***** DATASET RECORDS *****
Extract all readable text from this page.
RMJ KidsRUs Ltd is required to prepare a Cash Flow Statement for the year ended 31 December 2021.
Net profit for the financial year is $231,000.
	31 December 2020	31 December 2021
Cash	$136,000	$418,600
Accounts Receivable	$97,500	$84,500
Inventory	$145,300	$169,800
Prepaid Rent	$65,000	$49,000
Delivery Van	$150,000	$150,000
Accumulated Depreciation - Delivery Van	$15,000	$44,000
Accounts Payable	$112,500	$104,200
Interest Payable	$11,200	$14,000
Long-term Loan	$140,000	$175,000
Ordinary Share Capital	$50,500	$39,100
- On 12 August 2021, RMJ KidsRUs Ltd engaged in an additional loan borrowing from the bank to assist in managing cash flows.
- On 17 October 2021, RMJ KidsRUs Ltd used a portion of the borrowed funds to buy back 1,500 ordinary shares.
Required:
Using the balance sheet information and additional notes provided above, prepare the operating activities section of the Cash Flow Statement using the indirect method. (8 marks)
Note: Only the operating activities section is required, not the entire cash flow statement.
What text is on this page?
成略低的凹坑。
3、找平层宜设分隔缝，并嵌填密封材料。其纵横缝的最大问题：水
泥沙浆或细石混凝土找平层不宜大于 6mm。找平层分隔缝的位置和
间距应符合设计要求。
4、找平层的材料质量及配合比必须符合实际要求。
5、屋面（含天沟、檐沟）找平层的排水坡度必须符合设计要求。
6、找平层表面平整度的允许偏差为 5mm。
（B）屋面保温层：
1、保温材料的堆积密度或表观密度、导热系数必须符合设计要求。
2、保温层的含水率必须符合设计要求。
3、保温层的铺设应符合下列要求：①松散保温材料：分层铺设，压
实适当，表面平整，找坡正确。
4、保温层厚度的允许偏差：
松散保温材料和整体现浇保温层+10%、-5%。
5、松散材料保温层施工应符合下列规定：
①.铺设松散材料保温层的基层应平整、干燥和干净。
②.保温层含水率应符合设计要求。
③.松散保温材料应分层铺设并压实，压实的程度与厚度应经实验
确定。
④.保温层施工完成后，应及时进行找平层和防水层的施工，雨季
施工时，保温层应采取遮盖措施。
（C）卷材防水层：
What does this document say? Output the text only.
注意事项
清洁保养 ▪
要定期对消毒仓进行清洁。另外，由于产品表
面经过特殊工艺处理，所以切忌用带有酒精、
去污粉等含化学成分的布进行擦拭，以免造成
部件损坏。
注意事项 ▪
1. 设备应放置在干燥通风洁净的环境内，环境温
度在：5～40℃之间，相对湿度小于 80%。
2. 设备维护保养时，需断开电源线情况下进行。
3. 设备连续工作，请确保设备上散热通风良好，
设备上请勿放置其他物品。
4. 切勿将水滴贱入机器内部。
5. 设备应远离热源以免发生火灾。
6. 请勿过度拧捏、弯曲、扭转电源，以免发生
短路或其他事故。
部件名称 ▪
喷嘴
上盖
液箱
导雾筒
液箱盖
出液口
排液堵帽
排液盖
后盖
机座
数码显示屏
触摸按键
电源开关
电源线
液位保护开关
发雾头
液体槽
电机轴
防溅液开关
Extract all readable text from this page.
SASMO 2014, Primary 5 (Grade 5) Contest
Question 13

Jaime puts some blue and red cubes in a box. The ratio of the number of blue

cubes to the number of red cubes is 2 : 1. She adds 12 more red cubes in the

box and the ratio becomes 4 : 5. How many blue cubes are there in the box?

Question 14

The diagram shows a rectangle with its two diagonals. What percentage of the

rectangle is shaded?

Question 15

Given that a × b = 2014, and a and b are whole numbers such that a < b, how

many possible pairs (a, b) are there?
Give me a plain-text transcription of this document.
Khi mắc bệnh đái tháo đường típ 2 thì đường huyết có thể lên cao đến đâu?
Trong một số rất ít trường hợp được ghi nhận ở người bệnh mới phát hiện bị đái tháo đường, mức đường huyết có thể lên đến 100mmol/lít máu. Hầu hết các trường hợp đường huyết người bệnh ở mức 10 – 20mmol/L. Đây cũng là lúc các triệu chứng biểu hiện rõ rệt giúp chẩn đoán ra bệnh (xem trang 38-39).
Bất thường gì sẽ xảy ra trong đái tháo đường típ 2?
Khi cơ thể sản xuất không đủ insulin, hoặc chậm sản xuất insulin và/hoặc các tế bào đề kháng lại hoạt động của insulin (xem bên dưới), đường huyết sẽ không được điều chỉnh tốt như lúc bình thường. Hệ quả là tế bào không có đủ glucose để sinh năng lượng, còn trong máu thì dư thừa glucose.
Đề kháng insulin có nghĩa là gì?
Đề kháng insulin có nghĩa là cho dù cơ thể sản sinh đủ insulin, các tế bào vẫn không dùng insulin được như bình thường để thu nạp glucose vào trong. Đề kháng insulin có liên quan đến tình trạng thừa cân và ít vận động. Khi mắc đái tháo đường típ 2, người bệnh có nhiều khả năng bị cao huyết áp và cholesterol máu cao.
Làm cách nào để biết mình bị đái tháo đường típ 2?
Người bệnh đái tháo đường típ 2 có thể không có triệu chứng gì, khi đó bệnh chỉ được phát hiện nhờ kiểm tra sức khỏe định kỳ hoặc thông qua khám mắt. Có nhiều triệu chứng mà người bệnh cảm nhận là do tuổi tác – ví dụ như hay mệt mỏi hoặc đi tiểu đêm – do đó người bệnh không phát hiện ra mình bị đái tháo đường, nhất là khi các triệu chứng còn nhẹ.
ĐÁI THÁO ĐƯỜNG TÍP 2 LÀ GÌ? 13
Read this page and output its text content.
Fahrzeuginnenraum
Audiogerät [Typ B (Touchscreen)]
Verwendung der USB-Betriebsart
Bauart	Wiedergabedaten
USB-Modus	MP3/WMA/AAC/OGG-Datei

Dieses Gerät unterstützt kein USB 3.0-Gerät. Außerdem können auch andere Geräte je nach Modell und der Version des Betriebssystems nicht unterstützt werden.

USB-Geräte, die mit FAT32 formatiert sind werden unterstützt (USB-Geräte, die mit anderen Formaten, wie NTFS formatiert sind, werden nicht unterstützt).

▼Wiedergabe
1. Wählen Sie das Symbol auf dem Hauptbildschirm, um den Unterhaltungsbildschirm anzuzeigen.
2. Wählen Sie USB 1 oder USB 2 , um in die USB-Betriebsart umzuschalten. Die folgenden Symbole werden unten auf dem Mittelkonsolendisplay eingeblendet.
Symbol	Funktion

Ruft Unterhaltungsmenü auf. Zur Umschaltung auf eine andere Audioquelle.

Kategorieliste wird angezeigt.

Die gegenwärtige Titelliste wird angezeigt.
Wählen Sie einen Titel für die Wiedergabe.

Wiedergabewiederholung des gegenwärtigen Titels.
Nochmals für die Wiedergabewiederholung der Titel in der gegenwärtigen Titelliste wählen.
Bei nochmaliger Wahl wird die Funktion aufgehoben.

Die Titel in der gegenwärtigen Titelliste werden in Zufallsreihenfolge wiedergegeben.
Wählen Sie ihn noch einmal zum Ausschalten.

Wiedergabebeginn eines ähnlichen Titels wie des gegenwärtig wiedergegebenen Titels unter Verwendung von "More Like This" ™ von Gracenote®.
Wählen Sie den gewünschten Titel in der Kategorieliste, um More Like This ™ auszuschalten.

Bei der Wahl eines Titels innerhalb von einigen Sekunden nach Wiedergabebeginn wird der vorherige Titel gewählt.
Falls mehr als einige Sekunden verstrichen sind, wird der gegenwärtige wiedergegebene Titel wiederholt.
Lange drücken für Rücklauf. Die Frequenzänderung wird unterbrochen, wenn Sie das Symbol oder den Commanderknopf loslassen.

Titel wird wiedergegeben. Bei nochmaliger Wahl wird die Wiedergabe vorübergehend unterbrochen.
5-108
*****
Print the whole listing again, exactly.

◆ **FULL OUTPUT**:
Extract all readable text from this page.
RMJ KidsRUs Ltd is required to prepare a Cash Flow Statement for the year ended 31 December 2021.
Net profit for the financial year is $231,000.
	31 December 2020	31 December 2021
Cash	$136,000	$418,600
Accounts Receivable	$97,500	$84,500
Inventory	$145,300	$169,800
Prepaid Rent	$65,000	$49,000
Delivery Van	$150,000	$150,000
Accumulated Depreciation - Delivery Van	$15,000	$44,000
Accounts Payable	$112,500	$104,200
Interest Payable	$11,200	$14,000
Long-term Loan	$140,000	$175,000
Ordinary Share Capital	$50,500	$39,100
- On 12 August 2021, RMJ KidsRUs Ltd engaged in an additional loan borrowing from the bank to assist in managing cash flows.
- On 17 October 2021, RMJ KidsRUs Ltd used a portion of the borrowed funds to buy back 1,500 ordinary shares.
Required:
Using the balance sheet information and additional notes provided above, prepare the operating activities section of the Cash Flow Statement using the indirect method. (8 marks)
Note: Only the operating activities section is required, not the entire cash flow statement.
What text is on this page?
成略低的凹坑。
3、找平层宜设分隔缝，并嵌填密封材料。其纵横缝的最大问题：水
泥沙浆或细石混凝土找平层不宜大于 6mm。找平层分隔缝的位置和
间距应符合设计要求。
4、找平层的材料质量及配合比必须符合实际要求。
5、屋面（含天沟、檐沟）找平层的排水坡度必须符合设计要求。
6、找平层表面平整度的允许偏差为 5mm。
（B）屋面保温层：
1、保温材料的堆积密度或表观密度、导热系数必须符合设计要求。
2、保温层的含水率必须符合设计要求。
3、保温层的铺设应符合下列要求：①松散保温材料：分层铺设，压
实适当，表面平整，找坡正确。
4、保温层厚度的允许偏差：
松散保温材料和整体现浇保温层+10%、-5%。
5、松散材料保温层施工应符合下列规定：
①.铺设松散材料保温层的基层应平整、干燥和干净。
②.保温层含水率应符合设计要求。
③.松散保温材料应分层铺设并压实，压实的程度与厚度应经实验
确定。
④.保温层施工完成后，应及时进行找平层和防水层的施工，雨季
施工时，保温层应采取遮盖措施。
（C）卷材防水层：
What does this document say? Output the text only.
注意事项
清洁保养 ▪
要定期对消毒仓进行清洁。另外，由于产品表
面经过特殊工艺处理，所以切忌用带有酒精、
去污粉等含化学成分的布进行擦拭，以免造成
部件损坏。
注意事项 ▪
1. 设备应放置在干燥通风洁净的环境内，环境温
度在：5～40℃之间，相对湿度小于 80%。
2. 设备维护保养时，需断开电源线情况下进行。
3. 设备连续工作，请确保设备上散热通风良好，
设备上请勿放置其他物品。
4. 切勿将水滴贱入机器内部。
5. 设备应远离热源以免发生火灾。
6. 请勿过度拧捏、弯曲、扭转电源，以免发生
短路或其他事故。
部件名称 ▪
喷嘴
上盖
液箱
导雾筒
液箱盖
出液口
排液堵帽
排液盖
后盖
机座
数码显示屏
触摸按键
电源开关
电源线
液位保护开关
发雾头
液体槽
电机轴
防溅液开关
Extract all readable text from this page.
SASMO 2014, Primary 5 (Grade 5) Contest
Question 13

Jaime puts some blue and red cubes in a box. The ratio of the number of blue

cubes to the number of red cubes is 2 : 1. She adds 12 more red cubes in the

box and the ratio becomes 4 : 5. How many blue cubes are there in the box?

Question 14

The diagram shows a rectangle with its two diagonals. What percentage of the

rectangle is shaded?

Question 15

Given that a × b = 2014, and a and b are whole numbers such that a < b, how

many possible pairs (a, b) are there?
Give me a plain-text transcription of this document.
Khi mắc bệnh đái tháo đường típ 2 thì đường huyết có thể lên cao đến đâu?
Trong một số rất ít trường hợp được ghi nhận ở người bệnh mới phát hiện bị đái tháo đường, mức đường huyết có thể lên đến 100mmol/lít máu. Hầu hết các trường hợp đường huyết người bệnh ở mức 10 – 20mmol/L. Đây cũng là lúc các triệu chứng biểu hiện rõ rệt giúp chẩn đoán ra bệnh (xem trang 38-39).
Bất thường gì sẽ xảy ra trong đái tháo đường típ 2?
Khi cơ thể sản xuất không đủ insulin, hoặc chậm sản xuất insulin và/hoặc các tế bào đề kháng lại hoạt động của insulin (xem bên dưới), đường huyết sẽ không được điều chỉnh tốt như lúc bình thường. Hệ quả là tế bào không có đủ glucose để sinh năng lượng, còn trong máu thì dư thừa glucose.
Đề kháng insulin có nghĩa là gì?
Đề kháng insulin có nghĩa là cho dù cơ thể sản sinh đủ insulin, các tế bào vẫn không dùng insulin được như bình thường để thu nạp glucose vào trong. Đề kháng insulin có liên quan đến tình trạng thừa cân và ít vận động. Khi mắc đái tháo đường típ 2, người bệnh có nhiều khả năng bị cao huyết áp và cholesterol máu cao.
Làm cách nào để biết mình bị đái tháo đường típ 2?
Người bệnh đái tháo đường típ 2 có thể không có triệu chứng gì, khi đó bệnh chỉ được phát hiện nhờ kiểm tra sức khỏe định kỳ hoặc thông qua khám mắt. Có nhiều triệu chứng mà người bệnh cảm nhận là do tuổi tác – ví dụ như hay mệt mỏi hoặc đi tiểu đêm – do đó người bệnh không phát hiện ra mình bị đái tháo đường, nhất là khi các triệu chứng còn nhẹ.
ĐÁI THÁO ĐƯỜNG TÍP 2 LÀ GÌ? 13
Read this page and output its text content.
Fahrzeuginnenraum
Audiogerät [Typ B (Touchscreen)]
Verwendung der USB-Betriebsart
Bauart	Wiedergabedaten
USB-Modus	MP3/WMA/AAC/OGG-Datei

Dieses Gerät unterstützt kein USB 3.0-Gerät. Außerdem können auch andere Geräte je nach Modell und der Version des Betriebssystems nicht unterstützt werden.

USB-Geräte, die mit FAT32 formatiert sind werden unterstützt (USB-Geräte, die mit anderen Formaten, wie NTFS formatiert sind, werden nicht unterstützt).

▼Wiedergabe
1. Wählen Sie das Symbol auf dem Hauptbildschirm, um den Unterhaltungsbildschirm anzuzeigen.
2. Wählen Sie USB 1 oder USB 2 , um in die USB-Betriebsart umzuschalten. Die folgenden Symbole werden unten auf dem Mittelkonsolendisplay eingeblendet.
Symbol	Funktion

Ruft Unterhaltungsmenü auf. Zur Umschaltung auf eine andere Audioquelle.

Kategorieliste wird angezeigt.

Die gegenwärtige Titelliste wird angezeigt.
Wählen Sie einen Titel für die Wiedergabe.

Wiedergabewiederholung des gegenwärtigen Titels.
Nochmals für die Wiedergabewiederholung der Titel in der gegenwärtigen Titelliste wählen.
Bei nochmaliger Wahl wird die Funktion aufgehoben.

Die Titel in der gegenwärtigen Titelliste werden in Zufallsreihenfolge wiedergegeben.
Wählen Sie ihn noch einmal zum Ausschalten.

Wiedergabebeginn eines ähnlichen Titels wie des gegenwärtig wiedergegebenen Titels unter Verwendung von "More Like This" ™ von Gracenote®.
Wählen Sie den gewünschten Titel in der Kategorieliste, um More Like This ™ auszuschalten.

Bei der Wahl eines Titels innerhalb von einigen Sekunden nach Wiedergabebeginn wird der vorherige Titel gewählt.
Falls mehr als einige Sekunden verstrichen sind, wird der gegenwärtige wiedergegebene Titel wiederholt.
Lange drücken für Rücklauf. Die Frequenzänderung wird unterbrochen, wenn Sie das Symbol oder den Commanderknopf loslassen.

Titel wird wiedergegeben. Bei nochmaliger Wahl wird die Wiedergabe vorübergehend unterbrochen.
5-108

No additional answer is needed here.